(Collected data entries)
▽

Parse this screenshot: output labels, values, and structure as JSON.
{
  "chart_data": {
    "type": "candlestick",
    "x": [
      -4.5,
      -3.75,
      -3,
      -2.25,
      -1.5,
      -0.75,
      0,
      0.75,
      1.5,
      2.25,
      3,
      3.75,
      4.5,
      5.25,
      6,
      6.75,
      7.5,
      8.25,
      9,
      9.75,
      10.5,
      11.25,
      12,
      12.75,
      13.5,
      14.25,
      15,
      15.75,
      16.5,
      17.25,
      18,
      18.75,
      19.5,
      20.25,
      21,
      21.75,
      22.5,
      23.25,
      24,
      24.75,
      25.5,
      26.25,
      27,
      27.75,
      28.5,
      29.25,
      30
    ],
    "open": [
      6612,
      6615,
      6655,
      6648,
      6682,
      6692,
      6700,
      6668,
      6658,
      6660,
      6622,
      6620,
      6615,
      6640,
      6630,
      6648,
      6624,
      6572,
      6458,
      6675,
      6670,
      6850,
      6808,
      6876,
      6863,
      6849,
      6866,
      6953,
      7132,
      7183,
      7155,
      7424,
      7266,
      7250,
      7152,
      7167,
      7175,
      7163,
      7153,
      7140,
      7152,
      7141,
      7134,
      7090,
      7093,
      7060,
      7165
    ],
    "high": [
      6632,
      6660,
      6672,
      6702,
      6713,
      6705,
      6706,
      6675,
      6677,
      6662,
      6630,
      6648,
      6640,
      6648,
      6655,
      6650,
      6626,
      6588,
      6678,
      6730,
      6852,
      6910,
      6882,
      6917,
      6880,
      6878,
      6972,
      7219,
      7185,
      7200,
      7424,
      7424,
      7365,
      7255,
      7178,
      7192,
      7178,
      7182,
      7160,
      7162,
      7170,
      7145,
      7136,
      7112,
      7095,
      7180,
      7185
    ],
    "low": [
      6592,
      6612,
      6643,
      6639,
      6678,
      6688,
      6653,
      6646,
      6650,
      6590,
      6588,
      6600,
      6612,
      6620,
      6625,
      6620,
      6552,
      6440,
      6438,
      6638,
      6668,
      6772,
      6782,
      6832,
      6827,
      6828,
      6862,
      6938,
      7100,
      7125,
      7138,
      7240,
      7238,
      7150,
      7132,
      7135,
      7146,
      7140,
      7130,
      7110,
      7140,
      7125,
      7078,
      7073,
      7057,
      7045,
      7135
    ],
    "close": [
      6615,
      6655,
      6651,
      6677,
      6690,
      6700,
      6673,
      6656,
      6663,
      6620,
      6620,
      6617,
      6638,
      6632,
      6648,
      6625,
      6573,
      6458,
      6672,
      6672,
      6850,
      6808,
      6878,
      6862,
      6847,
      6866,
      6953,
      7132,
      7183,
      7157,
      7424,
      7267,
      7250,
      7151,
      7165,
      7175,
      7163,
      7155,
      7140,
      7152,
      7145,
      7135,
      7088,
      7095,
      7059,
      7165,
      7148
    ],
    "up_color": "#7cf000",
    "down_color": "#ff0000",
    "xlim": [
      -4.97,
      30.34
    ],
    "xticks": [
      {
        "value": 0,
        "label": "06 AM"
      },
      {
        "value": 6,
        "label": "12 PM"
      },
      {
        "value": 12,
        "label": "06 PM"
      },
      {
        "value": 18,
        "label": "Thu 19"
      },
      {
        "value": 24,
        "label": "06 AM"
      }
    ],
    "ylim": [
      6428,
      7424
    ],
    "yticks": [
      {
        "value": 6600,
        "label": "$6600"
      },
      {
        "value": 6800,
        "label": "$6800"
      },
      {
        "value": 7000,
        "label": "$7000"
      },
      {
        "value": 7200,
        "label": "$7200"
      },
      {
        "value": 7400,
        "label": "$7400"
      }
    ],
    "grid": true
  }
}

△

[DIRECTIONS FOR THIS TASK] Copy out the whole listing exactly.

[EXERCISE RESPONSE]
Parse this screenshot: output labels, values, and structure as JSON.
{
  "chart_data": {
    "type": "candlestick",
    "x": [
      -4.5,
      -3.75,
      -3,
      -2.25,
      -1.5,
      -0.75,
      0,
      0.75,
      1.5,
      2.25,
      3,
      3.75,
      4.5,
      5.25,
      6,
      6.75,
      7.5,
      8.25,
      9,
      9.75,
      10.5,
      11.25,
      12,
      12.75,
      13.5,
      14.25,
      15,
      15.75,
      16.5,
      17.25,
      18,
      18.75,
      19.5,
      20.25,
      21,
      21.75,
      22.5,
      23.25,
      24,
      24.75,
      25.5,
      26.25,
      27,
      27.75,
      28.5,
      29.25,
      30
    ],
    "open": [
      6612,
      6615,
      6655,
      6648,
      6682,
      6692,
      6700,
      6668,
      6658,
      6660,
      6622,
      6620,
      6615,
      6640,
      6630,
      6648,
      6624,
      6572,
      6458,
      6675,
      6670,
      6850,
      6808,
      6876,
      6863,
      6849,
      6866,
      6953,
      7132,
      7183,
      7155,
      7424,
      7266,
      7250,
      7152,
      7167,
      7175,
      7163,
      7153,
      7140,
      7152,
      7141,
      7134,
      7090,
      7093,
      7060,
      7165
    ],
    "high": [
      6632,
      6660,
      6672,
      6702,
      6713,
      6705,
      6706,
      6675,
      6677,
      6662,
      6630,
      6648,
      6640,
      6648,
      6655,
      6650,
      6626,
      6588,
      6678,
      6730,
      6852,
      6910,
      6882,
      6917,
      6880,
      6878,
      6972,
      7219,
      7185,
      7200,
      7424,
      7424,
      7365,
      7255,
      7178,
      7192,
      7178,
      7182,
      7160,
      7162,
      7170,
      7145,
      7136,
      7112,
      7095,
      7180,
      7185
    ],
    "low": [
      6592,
      6612,
      6643,
      6639,
      6678,
      6688,
      6653,
      6646,
      6650,
      6590,
      6588,
      6600,
      6612,
      6620,
      6625,
      6620,
      6552,
      6440,
      6438,
      6638,
      6668,
      6772,
      6782,
      6832,
      6827,
      6828,
      6862,
      6938,
      7100,
      7125,
      7138,
      7240,
      7238,
      7150,
      7132,
      7135,
      7146,
      7140,
      7130,
      7110,
      7140,
      7125,
      7078,
      7073,
      7057,
      7045,
      7135
    ],
    "close": [
      6615,
      6655,
      6651,
      6677,
      6690,
      6700,
      6673,
      6656,
      6663,
      6620,
      6620,
      6617,
      6638,
      6632,
      6648,
      6625,
      6573,
      6458,
      6672,
      6672,
      6850,
      6808,
      6878,
      6862,
      6847,
      6866,
      6953,
      7132,
      7183,
      7157,
      7424,
      7267,
      7250,
      7151,
      7165,
      7175,
      7163,
      7155,
      7140,
      7152,
      7145,
      7135,
      7088,
      7095,
      7059,
      7165,
      7148
    ],
    "up_color": "#7cf000",
    "down_color": "#ff0000",
    "xlim": [
      -4.97,
      30.34
    ],
    "xticks": [
      {
        "value": 0,
        "label": "06 AM"
      },
      {
        "value": 6,
        "label": "12 PM"
      },
      {
        "value": 12,
        "label": "06 PM"
      },
      {
        "value": 18,
        "label": "Thu 19"
      },
      {
        "value": 24,
        "label": "06 AM"
      }
    ],
    "ylim": [
      6428,
      7424
    ],
    "yticks": [
      {
        "value": 6600,
        "label": "$6600"
      },
      {
        "value": 6800,
        "label": "$6800"
      },
      {
        "value": 7000,
        "label": "$7000"
      },
      {
        "value": 7200,
        "label": "$7200"
      },
      {
        "value": 7400,
        "label": "$7400"
      }
    ],
    "grid": true
  }
}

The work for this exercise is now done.